_Exercise prompt:_
The lines to extract begin at the line that contains "Parse this screenshot: output" and run through the last line of the listing; reproduce them exactly, minus any pictures.

## BEGIN Extracted entries

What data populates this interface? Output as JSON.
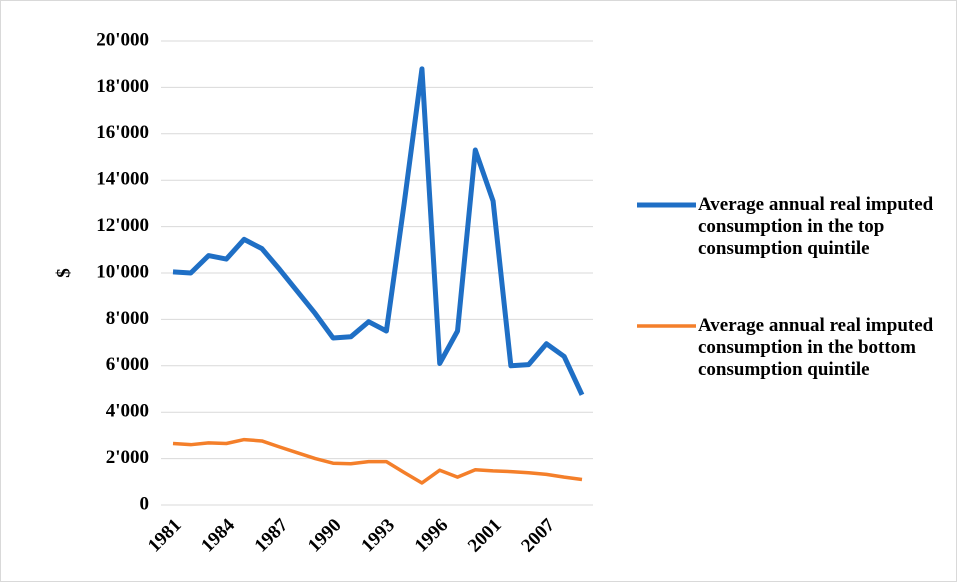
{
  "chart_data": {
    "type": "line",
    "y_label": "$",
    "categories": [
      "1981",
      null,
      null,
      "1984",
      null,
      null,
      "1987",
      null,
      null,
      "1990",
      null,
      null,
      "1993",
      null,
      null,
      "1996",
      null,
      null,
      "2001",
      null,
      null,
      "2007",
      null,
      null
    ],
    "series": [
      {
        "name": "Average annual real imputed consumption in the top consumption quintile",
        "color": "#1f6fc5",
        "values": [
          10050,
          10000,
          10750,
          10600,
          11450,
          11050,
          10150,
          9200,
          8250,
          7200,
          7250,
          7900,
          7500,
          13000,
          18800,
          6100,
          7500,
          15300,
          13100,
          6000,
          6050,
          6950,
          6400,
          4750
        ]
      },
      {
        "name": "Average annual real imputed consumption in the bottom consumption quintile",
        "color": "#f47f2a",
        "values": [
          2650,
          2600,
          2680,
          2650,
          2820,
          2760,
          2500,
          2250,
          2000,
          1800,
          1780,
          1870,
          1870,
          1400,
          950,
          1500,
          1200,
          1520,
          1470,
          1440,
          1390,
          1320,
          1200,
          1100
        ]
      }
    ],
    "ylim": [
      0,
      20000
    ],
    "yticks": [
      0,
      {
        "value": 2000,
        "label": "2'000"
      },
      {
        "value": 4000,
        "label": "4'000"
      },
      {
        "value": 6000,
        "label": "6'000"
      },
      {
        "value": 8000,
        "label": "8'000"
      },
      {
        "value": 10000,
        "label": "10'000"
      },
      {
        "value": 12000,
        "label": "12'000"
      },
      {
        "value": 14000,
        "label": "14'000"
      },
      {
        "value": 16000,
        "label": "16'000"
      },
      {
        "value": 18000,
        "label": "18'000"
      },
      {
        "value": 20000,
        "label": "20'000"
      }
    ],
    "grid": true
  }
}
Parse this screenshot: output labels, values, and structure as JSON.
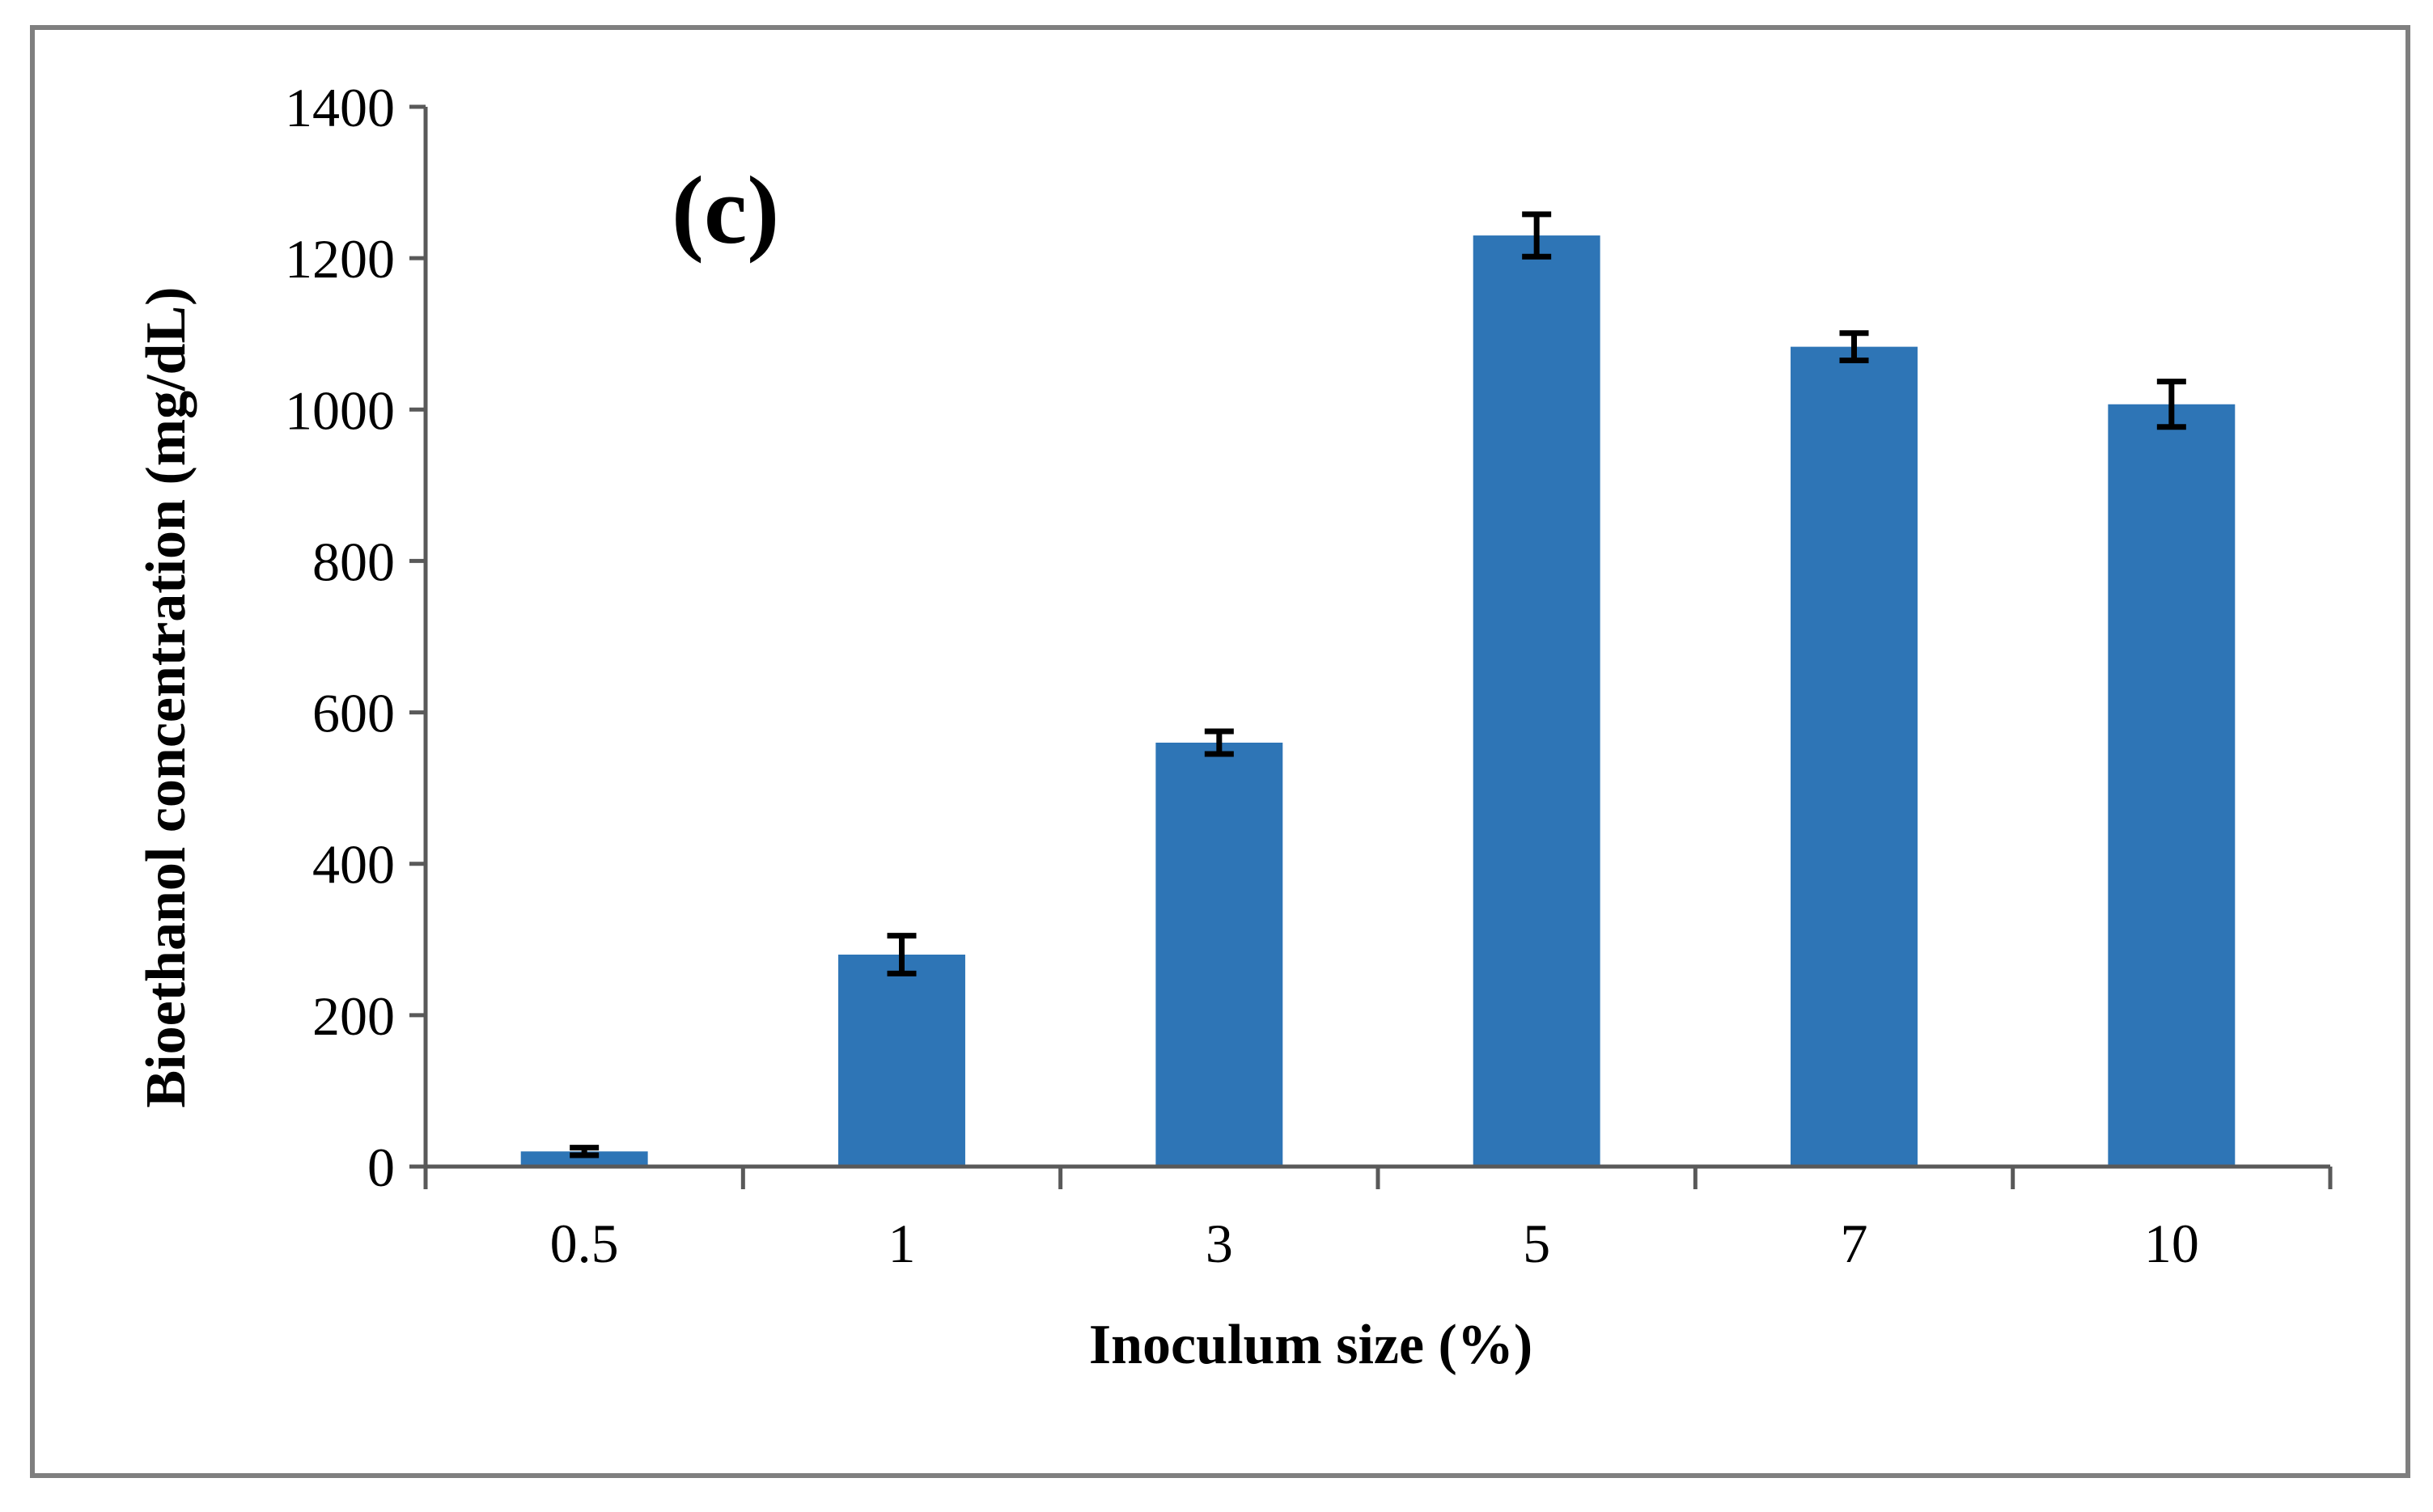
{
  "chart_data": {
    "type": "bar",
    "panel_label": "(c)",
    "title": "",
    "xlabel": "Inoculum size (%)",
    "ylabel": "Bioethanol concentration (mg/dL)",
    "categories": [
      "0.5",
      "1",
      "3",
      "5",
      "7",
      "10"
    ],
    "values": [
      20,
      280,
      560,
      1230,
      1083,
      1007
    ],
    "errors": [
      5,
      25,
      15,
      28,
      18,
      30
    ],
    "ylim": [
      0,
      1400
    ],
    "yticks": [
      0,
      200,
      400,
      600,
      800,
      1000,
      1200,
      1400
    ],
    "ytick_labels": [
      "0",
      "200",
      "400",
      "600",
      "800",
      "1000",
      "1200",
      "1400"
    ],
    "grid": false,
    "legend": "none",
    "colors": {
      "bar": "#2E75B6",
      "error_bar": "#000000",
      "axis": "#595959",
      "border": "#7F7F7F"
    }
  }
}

## END Extracted entries

_Response:_
Parse this screenshot: output labels, values, and structure as JSON.
{
  "chart_data": {
    "type": "bar",
    "panel_label": "(c)",
    "title": "",
    "xlabel": "Inoculum size (%)",
    "ylabel": "Bioethanol concentration (mg/dL)",
    "categories": [
      "0.5",
      "1",
      "3",
      "5",
      "7",
      "10"
    ],
    "values": [
      20,
      280,
      560,
      1230,
      1083,
      1007
    ],
    "errors": [
      5,
      25,
      15,
      28,
      18,
      30
    ],
    "ylim": [
      0,
      1400
    ],
    "yticks": [
      0,
      200,
      400,
      600,
      800,
      1000,
      1200,
      1400
    ],
    "ytick_labels": [
      "0",
      "200",
      "400",
      "600",
      "800",
      "1000",
      "1200",
      "1400"
    ],
    "grid": false,
    "legend": "none",
    "colors": {
      "bar": "#2E75B6",
      "error_bar": "#000000",
      "axis": "#595959",
      "border": "#7F7F7F"
    }
  }
}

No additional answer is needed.